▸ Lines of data
====================

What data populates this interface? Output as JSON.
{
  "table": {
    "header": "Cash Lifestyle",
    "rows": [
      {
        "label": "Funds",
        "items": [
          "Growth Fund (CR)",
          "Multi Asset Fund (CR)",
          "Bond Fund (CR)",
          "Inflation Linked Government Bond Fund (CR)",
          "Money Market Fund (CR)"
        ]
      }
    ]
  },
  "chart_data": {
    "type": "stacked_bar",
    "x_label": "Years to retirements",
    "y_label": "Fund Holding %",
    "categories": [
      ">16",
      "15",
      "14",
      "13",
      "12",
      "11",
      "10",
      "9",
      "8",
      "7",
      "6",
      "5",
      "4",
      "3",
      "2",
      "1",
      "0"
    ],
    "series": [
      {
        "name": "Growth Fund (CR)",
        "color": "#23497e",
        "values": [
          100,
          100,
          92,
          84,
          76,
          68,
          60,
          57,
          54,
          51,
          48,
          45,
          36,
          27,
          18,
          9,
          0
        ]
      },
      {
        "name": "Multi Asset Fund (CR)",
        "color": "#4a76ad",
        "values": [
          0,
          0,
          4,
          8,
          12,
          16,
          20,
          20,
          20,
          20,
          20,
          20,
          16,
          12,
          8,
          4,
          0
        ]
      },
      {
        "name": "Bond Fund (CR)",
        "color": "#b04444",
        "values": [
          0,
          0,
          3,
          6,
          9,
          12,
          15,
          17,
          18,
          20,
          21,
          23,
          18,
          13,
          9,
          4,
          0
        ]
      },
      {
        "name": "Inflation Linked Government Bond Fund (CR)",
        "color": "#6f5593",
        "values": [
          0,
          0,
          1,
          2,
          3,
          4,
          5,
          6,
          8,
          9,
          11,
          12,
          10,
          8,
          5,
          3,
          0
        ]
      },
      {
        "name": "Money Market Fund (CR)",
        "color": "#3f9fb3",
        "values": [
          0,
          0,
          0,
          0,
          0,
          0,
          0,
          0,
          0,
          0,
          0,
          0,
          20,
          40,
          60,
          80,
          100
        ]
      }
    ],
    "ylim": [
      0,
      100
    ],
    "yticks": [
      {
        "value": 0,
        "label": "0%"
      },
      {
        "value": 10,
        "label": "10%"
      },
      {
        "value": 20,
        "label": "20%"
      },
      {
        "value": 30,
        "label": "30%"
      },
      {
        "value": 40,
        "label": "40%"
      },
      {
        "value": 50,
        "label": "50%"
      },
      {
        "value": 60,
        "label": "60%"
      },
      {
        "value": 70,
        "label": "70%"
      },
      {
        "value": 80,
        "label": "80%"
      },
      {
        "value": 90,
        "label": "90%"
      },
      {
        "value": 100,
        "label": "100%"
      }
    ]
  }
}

====================

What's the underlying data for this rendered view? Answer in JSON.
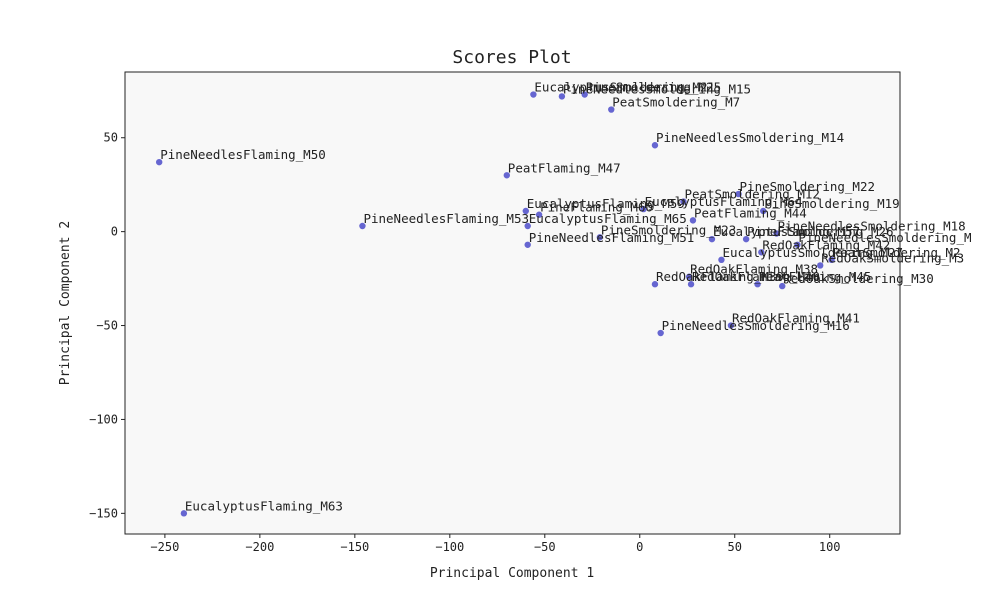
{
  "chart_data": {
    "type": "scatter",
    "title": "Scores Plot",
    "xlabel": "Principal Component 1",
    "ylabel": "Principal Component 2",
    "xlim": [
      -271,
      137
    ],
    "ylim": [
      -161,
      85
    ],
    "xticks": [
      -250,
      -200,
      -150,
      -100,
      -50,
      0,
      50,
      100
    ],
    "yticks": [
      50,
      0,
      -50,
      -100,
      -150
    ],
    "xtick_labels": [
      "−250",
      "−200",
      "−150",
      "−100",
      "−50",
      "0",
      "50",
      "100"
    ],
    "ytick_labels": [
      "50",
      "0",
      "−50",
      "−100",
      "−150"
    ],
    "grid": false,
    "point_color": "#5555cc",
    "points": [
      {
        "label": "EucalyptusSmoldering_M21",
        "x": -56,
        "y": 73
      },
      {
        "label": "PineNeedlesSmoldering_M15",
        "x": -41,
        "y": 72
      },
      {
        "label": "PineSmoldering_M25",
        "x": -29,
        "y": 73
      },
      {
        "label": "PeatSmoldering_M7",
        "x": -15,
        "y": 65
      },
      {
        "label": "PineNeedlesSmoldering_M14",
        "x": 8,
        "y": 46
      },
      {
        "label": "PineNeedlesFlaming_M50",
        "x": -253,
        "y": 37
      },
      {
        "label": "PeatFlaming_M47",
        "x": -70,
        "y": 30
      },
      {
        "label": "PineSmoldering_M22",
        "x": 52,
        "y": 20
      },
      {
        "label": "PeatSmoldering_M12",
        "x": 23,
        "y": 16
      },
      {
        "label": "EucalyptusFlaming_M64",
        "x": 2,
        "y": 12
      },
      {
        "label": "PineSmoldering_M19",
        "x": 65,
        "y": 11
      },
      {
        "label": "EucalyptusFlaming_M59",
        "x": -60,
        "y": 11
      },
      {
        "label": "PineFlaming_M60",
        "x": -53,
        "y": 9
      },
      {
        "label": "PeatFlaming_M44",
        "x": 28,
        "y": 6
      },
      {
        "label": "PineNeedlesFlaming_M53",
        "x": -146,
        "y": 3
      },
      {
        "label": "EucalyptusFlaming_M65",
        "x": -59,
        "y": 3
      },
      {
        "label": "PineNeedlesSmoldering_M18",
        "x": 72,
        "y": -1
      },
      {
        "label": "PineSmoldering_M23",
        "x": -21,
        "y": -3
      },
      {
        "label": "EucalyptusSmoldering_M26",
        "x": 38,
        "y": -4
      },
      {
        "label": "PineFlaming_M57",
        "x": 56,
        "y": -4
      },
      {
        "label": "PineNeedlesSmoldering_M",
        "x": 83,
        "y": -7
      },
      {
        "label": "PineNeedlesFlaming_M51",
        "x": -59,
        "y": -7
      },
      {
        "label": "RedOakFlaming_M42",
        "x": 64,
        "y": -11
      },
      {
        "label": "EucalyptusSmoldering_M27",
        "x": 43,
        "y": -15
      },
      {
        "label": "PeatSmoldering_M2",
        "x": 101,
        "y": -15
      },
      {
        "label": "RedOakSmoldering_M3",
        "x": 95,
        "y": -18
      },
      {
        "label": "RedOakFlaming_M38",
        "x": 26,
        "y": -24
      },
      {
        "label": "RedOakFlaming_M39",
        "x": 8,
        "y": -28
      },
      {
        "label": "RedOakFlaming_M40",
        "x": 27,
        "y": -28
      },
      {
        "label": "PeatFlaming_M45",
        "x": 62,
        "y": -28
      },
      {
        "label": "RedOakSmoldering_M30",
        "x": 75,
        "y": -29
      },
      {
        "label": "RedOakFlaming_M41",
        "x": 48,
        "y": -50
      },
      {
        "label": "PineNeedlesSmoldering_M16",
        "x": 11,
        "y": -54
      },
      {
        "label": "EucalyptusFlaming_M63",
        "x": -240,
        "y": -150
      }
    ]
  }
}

====================

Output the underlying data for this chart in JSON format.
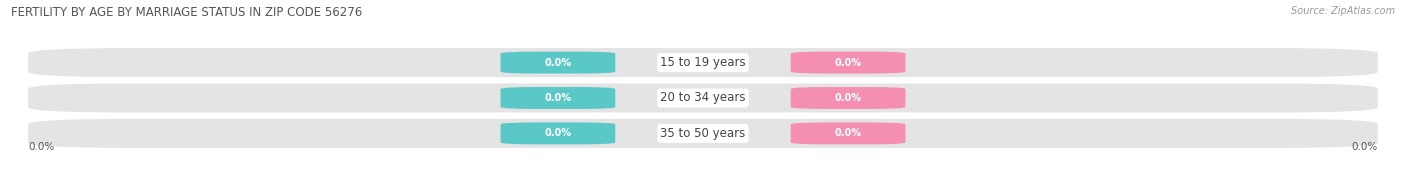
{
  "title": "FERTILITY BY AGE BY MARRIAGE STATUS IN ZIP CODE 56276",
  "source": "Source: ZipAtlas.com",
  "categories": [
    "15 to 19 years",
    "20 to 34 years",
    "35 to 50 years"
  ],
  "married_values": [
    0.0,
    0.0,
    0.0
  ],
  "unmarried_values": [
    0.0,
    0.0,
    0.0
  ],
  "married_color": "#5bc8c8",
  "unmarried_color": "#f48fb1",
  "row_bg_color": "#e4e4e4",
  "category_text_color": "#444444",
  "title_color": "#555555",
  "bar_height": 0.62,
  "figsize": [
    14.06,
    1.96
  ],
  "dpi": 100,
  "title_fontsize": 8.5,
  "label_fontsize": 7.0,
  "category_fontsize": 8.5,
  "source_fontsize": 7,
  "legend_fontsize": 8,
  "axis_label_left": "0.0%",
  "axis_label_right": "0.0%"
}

====================

▸ Goal
Copy out each line of the material that holds the word "JSON".

▸ Result for this exercise
What data populates this interface? Output as JSON.
What's the underlying data for this rendered view? Answer in JSON.
Output the underlying data for this chart in JSON format.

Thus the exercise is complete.